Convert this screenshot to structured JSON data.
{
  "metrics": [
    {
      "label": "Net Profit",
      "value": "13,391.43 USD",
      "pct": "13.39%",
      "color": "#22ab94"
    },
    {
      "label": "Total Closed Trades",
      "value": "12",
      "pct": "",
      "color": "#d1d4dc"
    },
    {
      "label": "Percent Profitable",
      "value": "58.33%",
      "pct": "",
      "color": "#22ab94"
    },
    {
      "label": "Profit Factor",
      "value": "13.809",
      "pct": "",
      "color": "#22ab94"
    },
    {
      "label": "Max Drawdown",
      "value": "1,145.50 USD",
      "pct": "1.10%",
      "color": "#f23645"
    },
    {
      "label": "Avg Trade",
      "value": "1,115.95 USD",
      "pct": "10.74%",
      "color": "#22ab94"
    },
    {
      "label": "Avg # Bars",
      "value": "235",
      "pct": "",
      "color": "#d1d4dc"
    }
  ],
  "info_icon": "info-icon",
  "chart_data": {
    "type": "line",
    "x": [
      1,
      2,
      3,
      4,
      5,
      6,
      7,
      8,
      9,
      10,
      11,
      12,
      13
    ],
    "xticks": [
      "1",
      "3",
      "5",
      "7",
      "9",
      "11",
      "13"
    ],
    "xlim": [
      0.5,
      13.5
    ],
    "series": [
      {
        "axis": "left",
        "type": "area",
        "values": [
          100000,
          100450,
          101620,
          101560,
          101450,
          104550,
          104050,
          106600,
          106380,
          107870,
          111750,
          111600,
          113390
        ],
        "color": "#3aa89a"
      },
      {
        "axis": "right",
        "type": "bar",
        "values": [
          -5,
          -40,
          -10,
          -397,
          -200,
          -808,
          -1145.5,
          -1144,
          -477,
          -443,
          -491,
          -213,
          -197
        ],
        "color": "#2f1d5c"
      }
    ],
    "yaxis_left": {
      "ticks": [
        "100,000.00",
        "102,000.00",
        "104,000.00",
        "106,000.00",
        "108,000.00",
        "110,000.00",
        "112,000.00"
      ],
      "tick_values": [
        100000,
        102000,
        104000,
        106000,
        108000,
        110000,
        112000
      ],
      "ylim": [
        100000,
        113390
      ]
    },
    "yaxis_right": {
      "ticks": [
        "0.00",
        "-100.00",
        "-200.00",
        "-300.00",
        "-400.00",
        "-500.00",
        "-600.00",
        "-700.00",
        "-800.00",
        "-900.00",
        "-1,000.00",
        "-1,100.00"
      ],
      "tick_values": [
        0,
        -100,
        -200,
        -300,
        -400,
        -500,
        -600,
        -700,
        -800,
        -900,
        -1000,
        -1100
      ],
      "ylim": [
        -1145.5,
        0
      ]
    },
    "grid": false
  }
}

-*-*-

- **Aim of the exercise**:
Copy down the material exactly as written.

- **Expected answer**:
Convert this screenshot to structured JSON data.
{
  "metrics": [
    {
      "label": "Net Profit",
      "value": "13,391.43 USD",
      "pct": "13.39%",
      "color": "#22ab94"
    },
    {
      "label": "Total Closed Trades",
      "value": "12",
      "pct": "",
      "color": "#d1d4dc"
    },
    {
      "label": "Percent Profitable",
      "value": "58.33%",
      "pct": "",
      "color": "#22ab94"
    },
    {
      "label": "Profit Factor",
      "value": "13.809",
      "pct": "",
      "color": "#22ab94"
    },
    {
      "label": "Max Drawdown",
      "value": "1,145.50 USD",
      "pct": "1.10%",
      "color": "#f23645"
    },
    {
      "label": "Avg Trade",
      "value": "1,115.95 USD",
      "pct": "10.74%",
      "color": "#22ab94"
    },
    {
      "label": "Avg # Bars",
      "value": "235",
      "pct": "",
      "color": "#d1d4dc"
    }
  ],
  "info_icon": "info-icon",
  "chart_data": {
    "type": "line",
    "x": [
      1,
      2,
      3,
      4,
      5,
      6,
      7,
      8,
      9,
      10,
      11,
      12,
      13
    ],
    "xticks": [
      "1",
      "3",
      "5",
      "7",
      "9",
      "11",
      "13"
    ],
    "xlim": [
      0.5,
      13.5
    ],
    "series": [
      {
        "axis": "left",
        "type": "area",
        "values": [
          100000,
          100450,
          101620,
          101560,
          101450,
          104550,
          104050,
          106600,
          106380,
          107870,
          111750,
          111600,
          113390
        ],
        "color": "#3aa89a"
      },
      {
        "axis": "right",
        "type": "bar",
        "values": [
          -5,
          -40,
          -10,
          -397,
          -200,
          -808,
          -1145.5,
          -1144,
          -477,
          -443,
          -491,
          -213,
          -197
        ],
        "color": "#2f1d5c"
      }
    ],
    "yaxis_left": {
      "ticks": [
        "100,000.00",
        "102,000.00",
        "104,000.00",
        "106,000.00",
        "108,000.00",
        "110,000.00",
        "112,000.00"
      ],
      "tick_values": [
        100000,
        102000,
        104000,
        106000,
        108000,
        110000,
        112000
      ],
      "ylim": [
        100000,
        113390
      ]
    },
    "yaxis_right": {
      "ticks": [
        "0.00",
        "-100.00",
        "-200.00",
        "-300.00",
        "-400.00",
        "-500.00",
        "-600.00",
        "-700.00",
        "-800.00",
        "-900.00",
        "-1,000.00",
        "-1,100.00"
      ],
      "tick_values": [
        0,
        -100,
        -200,
        -300,
        -400,
        -500,
        -600,
        -700,
        -800,
        -900,
        -1000,
        -1100
      ],
      "ylim": [
        -1145.5,
        0
      ]
    },
    "grid": false
  }
}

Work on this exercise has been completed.